> Problem details: In the lines below, find how many contain the word "предприятие" and report that figure alone.

> Exercise input:
☆ ☆ ☆

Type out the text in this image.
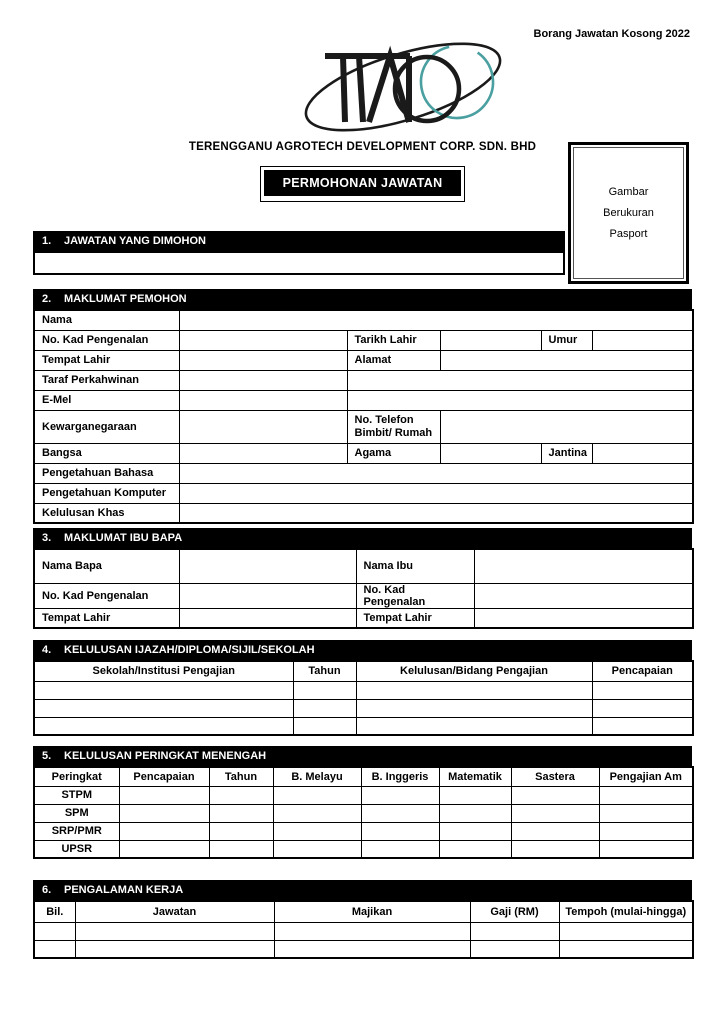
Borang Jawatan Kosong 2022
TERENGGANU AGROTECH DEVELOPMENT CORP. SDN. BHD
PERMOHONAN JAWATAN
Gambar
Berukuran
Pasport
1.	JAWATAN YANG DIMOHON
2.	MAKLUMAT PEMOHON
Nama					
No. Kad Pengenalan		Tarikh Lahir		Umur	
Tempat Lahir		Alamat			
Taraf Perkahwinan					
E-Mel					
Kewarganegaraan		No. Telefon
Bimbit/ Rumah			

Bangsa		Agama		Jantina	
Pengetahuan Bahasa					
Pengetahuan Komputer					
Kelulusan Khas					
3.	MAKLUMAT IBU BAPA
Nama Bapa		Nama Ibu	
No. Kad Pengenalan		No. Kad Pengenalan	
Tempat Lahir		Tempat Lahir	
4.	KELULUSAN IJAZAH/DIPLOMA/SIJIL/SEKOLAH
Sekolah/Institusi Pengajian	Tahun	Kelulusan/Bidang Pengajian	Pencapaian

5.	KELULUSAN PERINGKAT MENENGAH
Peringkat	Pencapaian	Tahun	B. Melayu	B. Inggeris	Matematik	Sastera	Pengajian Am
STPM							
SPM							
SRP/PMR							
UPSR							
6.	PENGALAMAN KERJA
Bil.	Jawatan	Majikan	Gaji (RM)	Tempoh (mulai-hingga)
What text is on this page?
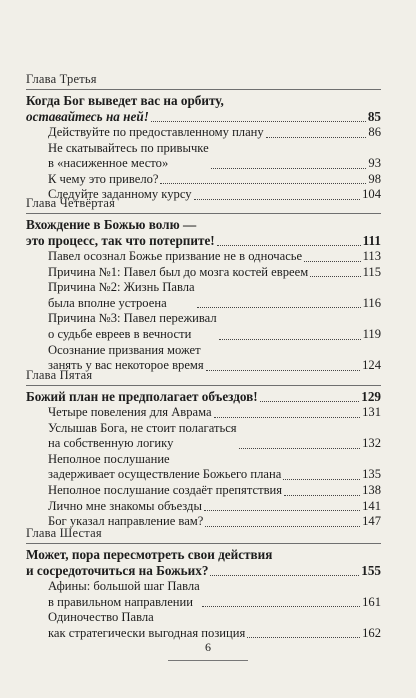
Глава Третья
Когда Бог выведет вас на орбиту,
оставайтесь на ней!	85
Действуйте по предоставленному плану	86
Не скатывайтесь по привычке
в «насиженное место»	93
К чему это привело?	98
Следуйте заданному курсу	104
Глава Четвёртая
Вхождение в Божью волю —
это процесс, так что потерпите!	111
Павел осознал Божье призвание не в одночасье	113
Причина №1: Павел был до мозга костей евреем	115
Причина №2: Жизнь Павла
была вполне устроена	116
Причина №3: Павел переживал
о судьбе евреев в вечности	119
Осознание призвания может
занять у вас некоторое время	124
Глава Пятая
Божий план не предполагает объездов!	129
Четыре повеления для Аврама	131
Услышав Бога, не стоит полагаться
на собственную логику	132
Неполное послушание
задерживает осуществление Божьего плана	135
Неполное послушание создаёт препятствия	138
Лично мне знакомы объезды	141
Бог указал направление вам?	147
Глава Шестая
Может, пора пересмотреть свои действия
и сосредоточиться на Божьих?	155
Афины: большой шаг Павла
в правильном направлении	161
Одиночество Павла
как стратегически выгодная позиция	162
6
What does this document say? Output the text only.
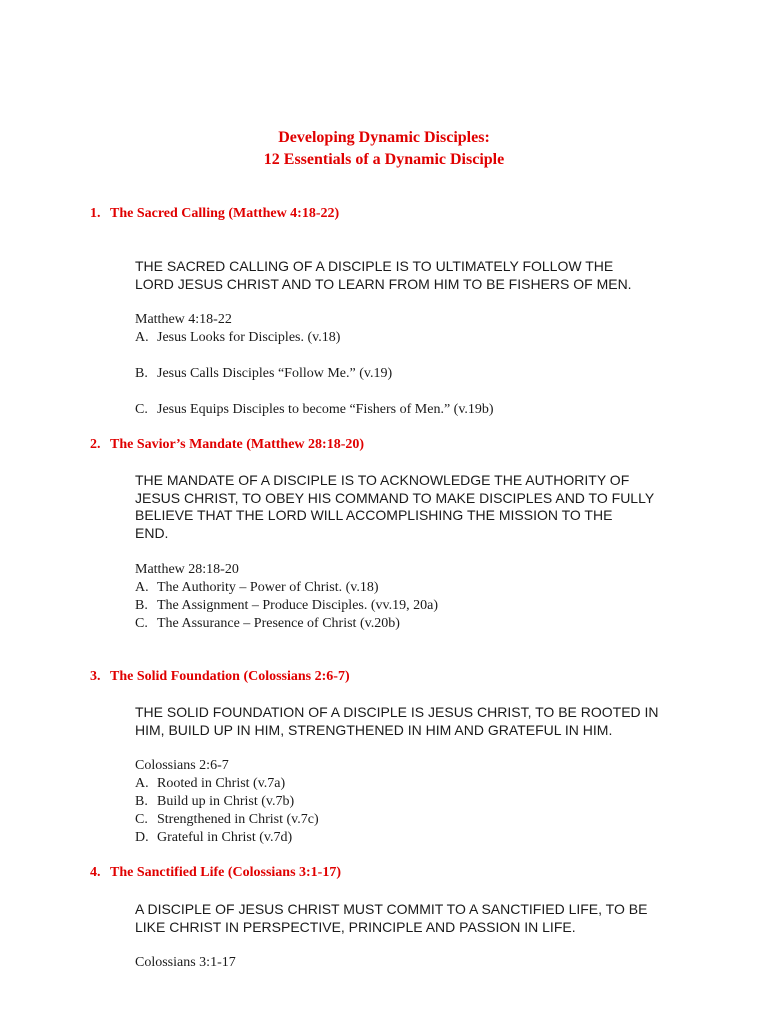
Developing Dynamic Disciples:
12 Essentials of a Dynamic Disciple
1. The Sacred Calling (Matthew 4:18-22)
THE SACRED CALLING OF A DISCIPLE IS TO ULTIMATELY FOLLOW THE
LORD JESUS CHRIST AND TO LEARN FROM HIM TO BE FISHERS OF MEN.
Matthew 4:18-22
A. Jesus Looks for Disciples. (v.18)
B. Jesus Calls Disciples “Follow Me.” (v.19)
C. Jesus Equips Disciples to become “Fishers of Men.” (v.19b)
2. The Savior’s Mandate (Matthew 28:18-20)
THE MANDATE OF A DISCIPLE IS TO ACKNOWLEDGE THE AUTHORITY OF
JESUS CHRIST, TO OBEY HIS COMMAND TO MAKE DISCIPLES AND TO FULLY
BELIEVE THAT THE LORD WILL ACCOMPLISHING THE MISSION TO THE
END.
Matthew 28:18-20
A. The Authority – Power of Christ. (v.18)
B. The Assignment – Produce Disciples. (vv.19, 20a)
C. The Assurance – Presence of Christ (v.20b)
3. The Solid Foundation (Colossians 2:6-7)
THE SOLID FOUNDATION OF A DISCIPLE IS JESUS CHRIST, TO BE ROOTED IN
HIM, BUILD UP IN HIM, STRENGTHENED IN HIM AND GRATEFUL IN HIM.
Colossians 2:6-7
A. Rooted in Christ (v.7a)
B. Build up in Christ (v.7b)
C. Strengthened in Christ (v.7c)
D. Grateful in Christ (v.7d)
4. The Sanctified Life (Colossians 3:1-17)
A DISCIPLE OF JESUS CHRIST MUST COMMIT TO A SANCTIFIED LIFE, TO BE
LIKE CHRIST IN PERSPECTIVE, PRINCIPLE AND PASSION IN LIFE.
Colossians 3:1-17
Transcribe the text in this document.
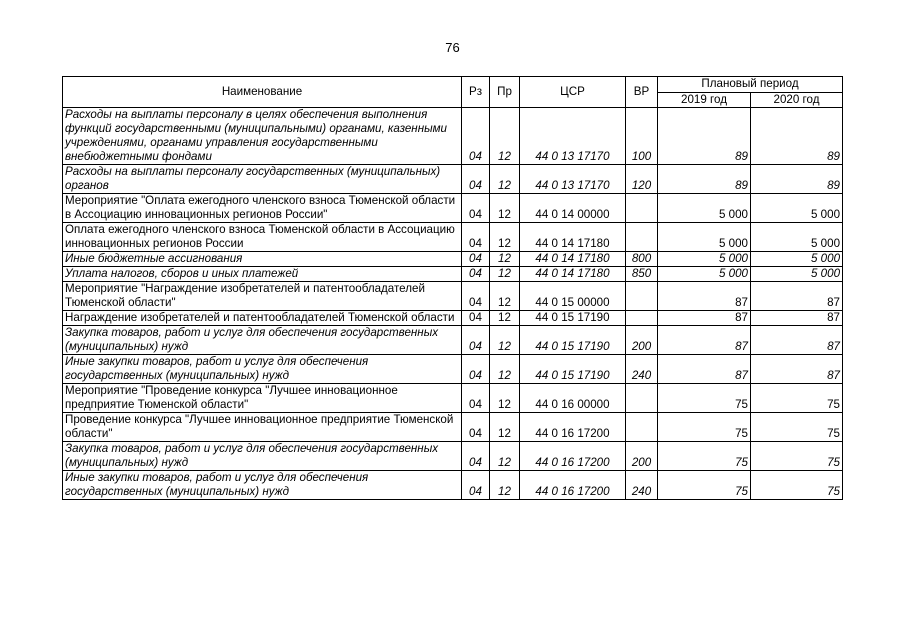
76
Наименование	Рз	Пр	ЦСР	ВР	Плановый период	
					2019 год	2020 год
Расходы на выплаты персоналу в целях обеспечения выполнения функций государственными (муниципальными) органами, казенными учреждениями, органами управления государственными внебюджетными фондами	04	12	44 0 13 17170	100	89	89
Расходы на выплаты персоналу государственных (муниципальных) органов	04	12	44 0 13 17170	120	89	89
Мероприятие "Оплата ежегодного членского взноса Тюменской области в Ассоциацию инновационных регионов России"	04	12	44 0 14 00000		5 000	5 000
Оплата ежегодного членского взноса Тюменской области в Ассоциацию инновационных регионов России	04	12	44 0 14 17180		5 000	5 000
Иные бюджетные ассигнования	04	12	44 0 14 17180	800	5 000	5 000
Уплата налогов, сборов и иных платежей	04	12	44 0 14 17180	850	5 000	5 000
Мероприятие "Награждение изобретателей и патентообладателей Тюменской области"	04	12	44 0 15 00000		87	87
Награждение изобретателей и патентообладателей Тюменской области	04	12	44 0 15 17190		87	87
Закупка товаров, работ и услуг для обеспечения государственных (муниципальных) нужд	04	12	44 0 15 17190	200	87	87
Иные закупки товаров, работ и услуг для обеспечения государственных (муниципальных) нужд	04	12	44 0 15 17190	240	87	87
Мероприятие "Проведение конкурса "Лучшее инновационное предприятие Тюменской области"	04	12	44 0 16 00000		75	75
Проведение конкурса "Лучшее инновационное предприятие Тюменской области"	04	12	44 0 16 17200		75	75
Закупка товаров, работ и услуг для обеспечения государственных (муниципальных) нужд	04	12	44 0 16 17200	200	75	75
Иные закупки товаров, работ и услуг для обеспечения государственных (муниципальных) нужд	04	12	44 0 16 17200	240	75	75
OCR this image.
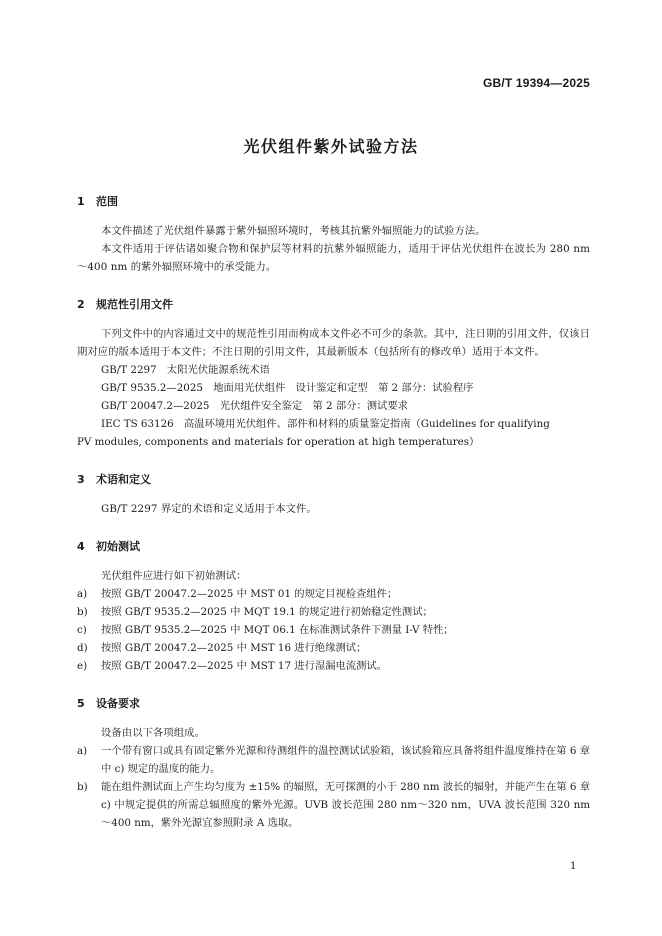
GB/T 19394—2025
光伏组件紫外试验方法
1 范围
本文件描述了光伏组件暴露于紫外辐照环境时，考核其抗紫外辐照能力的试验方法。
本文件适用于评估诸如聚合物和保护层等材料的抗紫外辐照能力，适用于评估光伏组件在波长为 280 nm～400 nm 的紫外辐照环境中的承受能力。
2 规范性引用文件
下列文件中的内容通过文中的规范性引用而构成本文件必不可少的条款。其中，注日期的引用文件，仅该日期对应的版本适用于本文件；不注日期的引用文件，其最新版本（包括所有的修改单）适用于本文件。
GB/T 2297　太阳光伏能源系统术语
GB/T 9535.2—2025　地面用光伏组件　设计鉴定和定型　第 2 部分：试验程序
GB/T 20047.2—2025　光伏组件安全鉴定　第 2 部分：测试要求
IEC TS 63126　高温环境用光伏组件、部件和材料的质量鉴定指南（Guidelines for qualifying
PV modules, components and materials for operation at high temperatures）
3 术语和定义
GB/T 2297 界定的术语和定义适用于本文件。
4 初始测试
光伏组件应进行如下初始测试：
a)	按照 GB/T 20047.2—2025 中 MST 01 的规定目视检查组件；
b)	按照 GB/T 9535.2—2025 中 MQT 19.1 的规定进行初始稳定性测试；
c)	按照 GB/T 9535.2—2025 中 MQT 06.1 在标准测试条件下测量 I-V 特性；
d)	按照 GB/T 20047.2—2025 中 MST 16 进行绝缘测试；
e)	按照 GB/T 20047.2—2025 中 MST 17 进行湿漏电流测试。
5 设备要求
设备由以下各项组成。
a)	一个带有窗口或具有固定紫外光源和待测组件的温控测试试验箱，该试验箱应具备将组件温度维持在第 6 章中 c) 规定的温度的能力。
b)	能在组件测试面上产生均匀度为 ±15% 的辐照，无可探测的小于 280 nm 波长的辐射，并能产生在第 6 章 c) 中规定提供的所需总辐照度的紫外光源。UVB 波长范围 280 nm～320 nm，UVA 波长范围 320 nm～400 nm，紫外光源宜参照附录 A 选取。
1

☆ ☆ ☆

> Result: 2